Start of Provided material

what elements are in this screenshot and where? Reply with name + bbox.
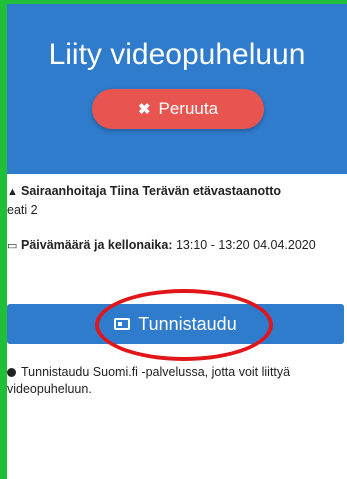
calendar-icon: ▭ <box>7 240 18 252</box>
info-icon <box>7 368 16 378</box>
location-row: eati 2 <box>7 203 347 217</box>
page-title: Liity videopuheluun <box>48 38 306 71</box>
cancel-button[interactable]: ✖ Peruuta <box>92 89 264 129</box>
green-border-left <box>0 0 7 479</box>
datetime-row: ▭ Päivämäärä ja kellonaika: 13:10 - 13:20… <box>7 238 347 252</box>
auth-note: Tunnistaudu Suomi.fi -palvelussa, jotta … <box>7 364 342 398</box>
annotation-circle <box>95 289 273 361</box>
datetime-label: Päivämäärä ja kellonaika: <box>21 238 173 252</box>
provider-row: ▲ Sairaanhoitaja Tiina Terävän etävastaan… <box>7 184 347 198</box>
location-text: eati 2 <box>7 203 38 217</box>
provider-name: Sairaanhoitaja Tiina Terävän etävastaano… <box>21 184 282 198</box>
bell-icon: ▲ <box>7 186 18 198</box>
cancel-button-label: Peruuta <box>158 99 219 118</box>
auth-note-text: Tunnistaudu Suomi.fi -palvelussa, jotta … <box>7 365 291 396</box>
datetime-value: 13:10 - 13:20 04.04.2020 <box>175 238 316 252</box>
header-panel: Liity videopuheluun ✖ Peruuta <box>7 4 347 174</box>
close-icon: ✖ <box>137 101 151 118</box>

End of Provided material

• **Given exercise**
Reproduce every line of the entries above verbatim, omitting the pictures.

• **Final answer**
what elements are in this screenshot and where? Reply with name + bbox.
calendar-icon: ▭ <box>7 240 18 252</box>
info-icon <box>7 368 16 378</box>
location-row: eati 2 <box>7 203 347 217</box>
page-title: Liity videopuheluun <box>48 38 306 71</box>
cancel-button[interactable]: ✖ Peruuta <box>92 89 264 129</box>
green-border-left <box>0 0 7 479</box>
datetime-row: ▭ Päivämäärä ja kellonaika: 13:10 - 13:20… <box>7 238 347 252</box>
auth-note: Tunnistaudu Suomi.fi -palvelussa, jotta … <box>7 364 342 398</box>
annotation-circle <box>95 289 273 361</box>
datetime-label: Päivämäärä ja kellonaika: <box>21 238 173 252</box>
provider-row: ▲ Sairaanhoitaja Tiina Terävän etävastaan… <box>7 184 347 198</box>
location-text: eati 2 <box>7 203 38 217</box>
provider-name: Sairaanhoitaja Tiina Terävän etävastaano… <box>21 184 282 198</box>
bell-icon: ▲ <box>7 186 18 198</box>
cancel-button-label: Peruuta <box>158 99 219 118</box>
auth-note-text: Tunnistaudu Suomi.fi -palvelussa, jotta … <box>7 365 291 396</box>
datetime-value: 13:10 - 13:20 04.04.2020 <box>175 238 316 252</box>
header-panel: Liity videopuheluun ✖ Peruuta <box>7 4 347 174</box>
close-icon: ✖ <box>137 101 151 118</box>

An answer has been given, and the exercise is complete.